• [WORK REQUIRED]: Output the data exactly, with every line intact.

• [EXCERPTED DATA]:
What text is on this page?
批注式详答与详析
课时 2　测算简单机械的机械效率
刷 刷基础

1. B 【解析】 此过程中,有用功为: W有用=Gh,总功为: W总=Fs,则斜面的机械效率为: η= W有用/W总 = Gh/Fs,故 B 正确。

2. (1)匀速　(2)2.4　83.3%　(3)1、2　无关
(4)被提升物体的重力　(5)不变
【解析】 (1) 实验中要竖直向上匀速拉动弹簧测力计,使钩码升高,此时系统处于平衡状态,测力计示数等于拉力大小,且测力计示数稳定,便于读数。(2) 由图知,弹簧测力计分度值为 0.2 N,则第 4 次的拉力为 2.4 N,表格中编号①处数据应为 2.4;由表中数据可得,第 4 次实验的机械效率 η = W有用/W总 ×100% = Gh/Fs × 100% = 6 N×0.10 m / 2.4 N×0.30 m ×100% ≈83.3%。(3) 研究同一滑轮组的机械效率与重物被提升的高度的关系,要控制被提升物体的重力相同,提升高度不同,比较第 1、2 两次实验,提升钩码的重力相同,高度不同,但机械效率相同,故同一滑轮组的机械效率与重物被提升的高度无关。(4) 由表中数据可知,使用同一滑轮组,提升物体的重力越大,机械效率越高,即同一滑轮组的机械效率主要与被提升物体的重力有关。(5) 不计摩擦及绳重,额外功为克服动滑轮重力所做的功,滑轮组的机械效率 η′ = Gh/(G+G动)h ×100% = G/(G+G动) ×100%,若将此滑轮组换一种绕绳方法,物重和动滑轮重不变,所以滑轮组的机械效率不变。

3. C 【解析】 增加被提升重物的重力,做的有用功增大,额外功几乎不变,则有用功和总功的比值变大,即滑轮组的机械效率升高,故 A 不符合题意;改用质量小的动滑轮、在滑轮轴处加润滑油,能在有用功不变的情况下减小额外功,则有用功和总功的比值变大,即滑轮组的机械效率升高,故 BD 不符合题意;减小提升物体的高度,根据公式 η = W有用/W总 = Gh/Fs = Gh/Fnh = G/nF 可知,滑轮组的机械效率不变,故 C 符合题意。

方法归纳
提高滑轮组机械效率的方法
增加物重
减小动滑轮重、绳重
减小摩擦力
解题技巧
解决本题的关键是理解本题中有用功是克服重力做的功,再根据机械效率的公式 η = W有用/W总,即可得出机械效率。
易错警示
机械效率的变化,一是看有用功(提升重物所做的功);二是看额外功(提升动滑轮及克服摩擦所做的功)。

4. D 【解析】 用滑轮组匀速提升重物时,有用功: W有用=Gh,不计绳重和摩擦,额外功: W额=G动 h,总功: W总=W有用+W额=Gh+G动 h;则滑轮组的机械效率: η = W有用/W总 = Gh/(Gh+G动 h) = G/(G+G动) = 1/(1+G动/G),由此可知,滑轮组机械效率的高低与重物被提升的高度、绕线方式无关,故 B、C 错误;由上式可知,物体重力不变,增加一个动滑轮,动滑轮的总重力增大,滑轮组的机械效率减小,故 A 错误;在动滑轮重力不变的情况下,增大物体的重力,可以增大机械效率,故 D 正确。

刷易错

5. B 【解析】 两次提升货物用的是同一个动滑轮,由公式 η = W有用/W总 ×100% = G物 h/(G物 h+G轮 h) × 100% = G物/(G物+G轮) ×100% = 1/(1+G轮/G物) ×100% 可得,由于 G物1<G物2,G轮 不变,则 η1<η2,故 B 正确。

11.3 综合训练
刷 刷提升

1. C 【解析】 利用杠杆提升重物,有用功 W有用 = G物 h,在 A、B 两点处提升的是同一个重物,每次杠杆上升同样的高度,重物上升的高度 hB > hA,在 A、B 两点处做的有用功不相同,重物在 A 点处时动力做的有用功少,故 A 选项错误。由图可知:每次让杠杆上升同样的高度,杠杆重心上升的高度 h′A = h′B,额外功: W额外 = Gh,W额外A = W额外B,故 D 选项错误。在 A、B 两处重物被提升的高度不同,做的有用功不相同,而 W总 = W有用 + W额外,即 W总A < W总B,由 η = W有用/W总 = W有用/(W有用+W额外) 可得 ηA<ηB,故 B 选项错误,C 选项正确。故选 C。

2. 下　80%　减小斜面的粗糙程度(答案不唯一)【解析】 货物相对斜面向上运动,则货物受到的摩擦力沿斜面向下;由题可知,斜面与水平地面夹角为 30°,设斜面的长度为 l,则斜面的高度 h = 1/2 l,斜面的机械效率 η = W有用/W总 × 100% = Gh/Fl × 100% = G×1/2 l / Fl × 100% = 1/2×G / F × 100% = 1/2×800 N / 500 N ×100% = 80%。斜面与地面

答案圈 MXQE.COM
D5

• [TASK ANSWER]:
What text is on this page?
批注式详答与详析
课时 2　测算简单机械的机械效率
刷 刷基础

1. B 【解析】 此过程中,有用功为: W有用=Gh,总功为: W总=Fs,则斜面的机械效率为: η= W有用/W总 = Gh/Fs,故 B 正确。

2. (1)匀速　(2)2.4　83.3%　(3)1、2　无关
(4)被提升物体的重力　(5)不变
【解析】 (1) 实验中要竖直向上匀速拉动弹簧测力计,使钩码升高,此时系统处于平衡状态,测力计示数等于拉力大小,且测力计示数稳定,便于读数。(2) 由图知,弹簧测力计分度值为 0.2 N,则第 4 次的拉力为 2.4 N,表格中编号①处数据应为 2.4;由表中数据可得,第 4 次实验的机械效率 η = W有用/W总 ×100% = Gh/Fs × 100% = 6 N×0.10 m / 2.4 N×0.30 m ×100% ≈83.3%。(3) 研究同一滑轮组的机械效率与重物被提升的高度的关系,要控制被提升物体的重力相同,提升高度不同,比较第 1、2 两次实验,提升钩码的重力相同,高度不同,但机械效率相同,故同一滑轮组的机械效率与重物被提升的高度无关。(4) 由表中数据可知,使用同一滑轮组,提升物体的重力越大,机械效率越高,即同一滑轮组的机械效率主要与被提升物体的重力有关。(5) 不计摩擦及绳重,额外功为克服动滑轮重力所做的功,滑轮组的机械效率 η′ = Gh/(G+G动)h ×100% = G/(G+G动) ×100%,若将此滑轮组换一种绕绳方法,物重和动滑轮重不变,所以滑轮组的机械效率不变。

3. C 【解析】 增加被提升重物的重力,做的有用功增大,额外功几乎不变,则有用功和总功的比值变大,即滑轮组的机械效率升高,故 A 不符合题意;改用质量小的动滑轮、在滑轮轴处加润滑油,能在有用功不变的情况下减小额外功,则有用功和总功的比值变大,即滑轮组的机械效率升高,故 BD 不符合题意;减小提升物体的高度,根据公式 η = W有用/W总 = Gh/Fs = Gh/Fnh = G/nF 可知,滑轮组的机械效率不变,故 C 符合题意。

方法归纳
提高滑轮组机械效率的方法
增加物重
减小动滑轮重、绳重
减小摩擦力
解题技巧
解决本题的关键是理解本题中有用功是克服重力做的功,再根据机械效率的公式 η = W有用/W总,即可得出机械效率。
易错警示
机械效率的变化,一是看有用功(提升重物所做的功);二是看额外功(提升动滑轮及克服摩擦所做的功)。

4. D 【解析】 用滑轮组匀速提升重物时,有用功: W有用=Gh,不计绳重和摩擦,额外功: W额=G动 h,总功: W总=W有用+W额=Gh+G动 h;则滑轮组的机械效率: η = W有用/W总 = Gh/(Gh+G动 h) = G/(G+G动) = 1/(1+G动/G),由此可知,滑轮组机械效率的高低与重物被提升的高度、绕线方式无关,故 B、C 错误;由上式可知,物体重力不变,增加一个动滑轮,动滑轮的总重力增大,滑轮组的机械效率减小,故 A 错误;在动滑轮重力不变的情况下,增大物体的重力,可以增大机械效率,故 D 正确。

刷易错

5. B 【解析】 两次提升货物用的是同一个动滑轮,由公式 η = W有用/W总 ×100% = G物 h/(G物 h+G轮 h) × 100% = G物/(G物+G轮) ×100% = 1/(1+G轮/G物) ×100% 可得,由于 G物1<G物2,G轮 不变,则 η1<η2,故 B 正确。

11.3 综合训练
刷 刷提升

1. C 【解析】 利用杠杆提升重物,有用功 W有用 = G物 h,在 A、B 两点处提升的是同一个重物,每次杠杆上升同样的高度,重物上升的高度 hB > hA,在 A、B 两点处做的有用功不相同,重物在 A 点处时动力做的有用功少,故 A 选项错误。由图可知:每次让杠杆上升同样的高度,杠杆重心上升的高度 h′A = h′B,额外功: W额外 = Gh,W额外A = W额外B,故 D 选项错误。在 A、B 两处重物被提升的高度不同,做的有用功不相同,而 W总 = W有用 + W额外,即 W总A < W总B,由 η = W有用/W总 = W有用/(W有用+W额外) 可得 ηA<ηB,故 B 选项错误,C 选项正确。故选 C。

2. 下　80%　减小斜面的粗糙程度(答案不唯一)【解析】 货物相对斜面向上运动,则货物受到的摩擦力沿斜面向下;由题可知,斜面与水平地面夹角为 30°,设斜面的长度为 l,则斜面的高度 h = 1/2 l,斜面的机械效率 η = W有用/W总 × 100% = Gh/Fl × 100% = G×1/2 l / Fl × 100% = 1/2×G / F × 100% = 1/2×800 N / 500 N ×100% = 80%。斜面与地面

答案圈 MXQE.COM
D5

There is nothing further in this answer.